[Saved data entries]

____

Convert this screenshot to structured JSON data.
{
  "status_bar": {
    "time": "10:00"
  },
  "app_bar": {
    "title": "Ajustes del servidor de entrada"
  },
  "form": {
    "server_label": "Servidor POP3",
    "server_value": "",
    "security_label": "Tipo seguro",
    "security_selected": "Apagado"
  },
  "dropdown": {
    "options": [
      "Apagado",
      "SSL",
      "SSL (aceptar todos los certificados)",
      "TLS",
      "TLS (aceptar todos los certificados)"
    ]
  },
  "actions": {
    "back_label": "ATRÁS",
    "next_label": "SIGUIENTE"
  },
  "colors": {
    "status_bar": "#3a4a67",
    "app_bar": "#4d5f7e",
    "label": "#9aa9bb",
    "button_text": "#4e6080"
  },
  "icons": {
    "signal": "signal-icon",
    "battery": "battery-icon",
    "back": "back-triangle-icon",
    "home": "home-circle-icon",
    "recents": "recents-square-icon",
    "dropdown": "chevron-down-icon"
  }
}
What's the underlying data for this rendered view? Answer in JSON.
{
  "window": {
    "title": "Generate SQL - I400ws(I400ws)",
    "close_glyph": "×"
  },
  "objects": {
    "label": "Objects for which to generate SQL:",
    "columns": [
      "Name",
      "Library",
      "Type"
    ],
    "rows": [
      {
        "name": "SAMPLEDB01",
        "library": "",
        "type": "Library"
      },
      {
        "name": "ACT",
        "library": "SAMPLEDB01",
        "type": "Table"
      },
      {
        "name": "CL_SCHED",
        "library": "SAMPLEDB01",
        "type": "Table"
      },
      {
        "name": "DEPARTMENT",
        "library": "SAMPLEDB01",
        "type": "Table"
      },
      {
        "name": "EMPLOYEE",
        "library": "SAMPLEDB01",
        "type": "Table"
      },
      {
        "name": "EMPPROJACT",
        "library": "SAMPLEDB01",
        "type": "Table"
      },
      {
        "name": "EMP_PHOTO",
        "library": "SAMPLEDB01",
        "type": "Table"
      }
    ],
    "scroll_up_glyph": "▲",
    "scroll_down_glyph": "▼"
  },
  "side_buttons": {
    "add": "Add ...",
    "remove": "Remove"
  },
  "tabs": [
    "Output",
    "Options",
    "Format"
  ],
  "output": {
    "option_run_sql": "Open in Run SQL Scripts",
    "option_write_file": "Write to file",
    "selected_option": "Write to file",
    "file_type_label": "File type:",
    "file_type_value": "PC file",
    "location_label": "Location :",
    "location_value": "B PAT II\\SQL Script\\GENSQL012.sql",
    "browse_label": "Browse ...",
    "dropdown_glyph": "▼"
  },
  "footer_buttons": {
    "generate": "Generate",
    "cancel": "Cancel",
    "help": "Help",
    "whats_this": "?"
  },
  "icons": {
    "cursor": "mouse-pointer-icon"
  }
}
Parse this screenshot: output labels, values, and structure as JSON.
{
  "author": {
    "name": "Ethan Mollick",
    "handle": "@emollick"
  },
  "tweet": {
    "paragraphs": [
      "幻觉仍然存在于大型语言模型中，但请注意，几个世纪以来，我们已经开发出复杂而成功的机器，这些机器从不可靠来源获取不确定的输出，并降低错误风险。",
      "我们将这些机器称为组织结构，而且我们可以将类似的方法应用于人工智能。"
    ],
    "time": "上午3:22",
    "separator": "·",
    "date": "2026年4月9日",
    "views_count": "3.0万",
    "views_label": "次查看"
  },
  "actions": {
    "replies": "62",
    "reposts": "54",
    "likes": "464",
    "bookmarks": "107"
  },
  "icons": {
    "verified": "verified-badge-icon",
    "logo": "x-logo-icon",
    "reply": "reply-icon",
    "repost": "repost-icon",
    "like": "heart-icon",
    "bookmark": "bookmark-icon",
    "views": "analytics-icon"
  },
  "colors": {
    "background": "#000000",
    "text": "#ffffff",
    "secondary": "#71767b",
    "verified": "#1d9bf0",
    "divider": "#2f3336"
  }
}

____

Exercise requirements:
From the preceding material, extract every line exactly.

Solution:
Convert this screenshot to structured JSON data.
{
  "status_bar": {
    "time": "10:00"
  },
  "app_bar": {
    "title": "Ajustes del servidor de entrada"
  },
  "form": {
    "server_label": "Servidor POP3",
    "server_value": "",
    "security_label": "Tipo seguro",
    "security_selected": "Apagado"
  },
  "dropdown": {
    "options": [
      "Apagado",
      "SSL",
      "SSL (aceptar todos los certificados)",
      "TLS",
      "TLS (aceptar todos los certificados)"
    ]
  },
  "actions": {
    "back_label": "ATRÁS",
    "next_label": "SIGUIENTE"
  },
  "colors": {
    "status_bar": "#3a4a67",
    "app_bar": "#4d5f7e",
    "label": "#9aa9bb",
    "button_text": "#4e6080"
  },
  "icons": {
    "signal": "signal-icon",
    "battery": "battery-icon",
    "back": "back-triangle-icon",
    "home": "home-circle-icon",
    "recents": "recents-square-icon",
    "dropdown": "chevron-down-icon"
  }
}
What's the underlying data for this rendered view? Answer in JSON.
{
  "window": {
    "title": "Generate SQL - I400ws(I400ws)",
    "close_glyph": "×"
  },
  "objects": {
    "label": "Objects for which to generate SQL:",
    "columns": [
      "Name",
      "Library",
      "Type"
    ],
    "rows": [
      {
        "name": "SAMPLEDB01",
        "library": "",
        "type": "Library"
      },
      {
        "name": "ACT",
        "library": "SAMPLEDB01",
        "type": "Table"
      },
      {
        "name": "CL_SCHED",
        "library": "SAMPLEDB01",
        "type": "Table"
      },
      {
        "name": "DEPARTMENT",
        "library": "SAMPLEDB01",
        "type": "Table"
      },
      {
        "name": "EMPLOYEE",
        "library": "SAMPLEDB01",
        "type": "Table"
      },
      {
        "name": "EMPPROJACT",
        "library": "SAMPLEDB01",
        "type": "Table"
      },
      {
        "name": "EMP_PHOTO",
        "library": "SAMPLEDB01",
        "type": "Table"
      }
    ],
    "scroll_up_glyph": "▲",
    "scroll_down_glyph": "▼"
  },
  "side_buttons": {
    "add": "Add ...",
    "remove": "Remove"
  },
  "tabs": [
    "Output",
    "Options",
    "Format"
  ],
  "output": {
    "option_run_sql": "Open in Run SQL Scripts",
    "option_write_file": "Write to file",
    "selected_option": "Write to file",
    "file_type_label": "File type:",
    "file_type_value": "PC file",
    "location_label": "Location :",
    "location_value": "B PAT II\\SQL Script\\GENSQL012.sql",
    "browse_label": "Browse ...",
    "dropdown_glyph": "▼"
  },
  "footer_buttons": {
    "generate": "Generate",
    "cancel": "Cancel",
    "help": "Help",
    "whats_this": "?"
  },
  "icons": {
    "cursor": "mouse-pointer-icon"
  }
}
Parse this screenshot: output labels, values, and structure as JSON.
{
  "author": {
    "name": "Ethan Mollick",
    "handle": "@emollick"
  },
  "tweet": {
    "paragraphs": [
      "幻觉仍然存在于大型语言模型中，但请注意，几个世纪以来，我们已经开发出复杂而成功的机器，这些机器从不可靠来源获取不确定的输出，并降低错误风险。",
      "我们将这些机器称为组织结构，而且我们可以将类似的方法应用于人工智能。"
    ],
    "time": "上午3:22",
    "separator": "·",
    "date": "2026年4月9日",
    "views_count": "3.0万",
    "views_label": "次查看"
  },
  "actions": {
    "replies": "62",
    "reposts": "54",
    "likes": "464",
    "bookmarks": "107"
  },
  "icons": {
    "verified": "verified-badge-icon",
    "logo": "x-logo-icon",
    "reply": "reply-icon",
    "repost": "repost-icon",
    "like": "heart-icon",
    "bookmark": "bookmark-icon",
    "views": "analytics-icon"
  },
  "colors": {
    "background": "#000000",
    "text": "#ffffff",
    "secondary": "#71767b",
    "verified": "#1d9bf0",
    "divider": "#2f3336"
  }
}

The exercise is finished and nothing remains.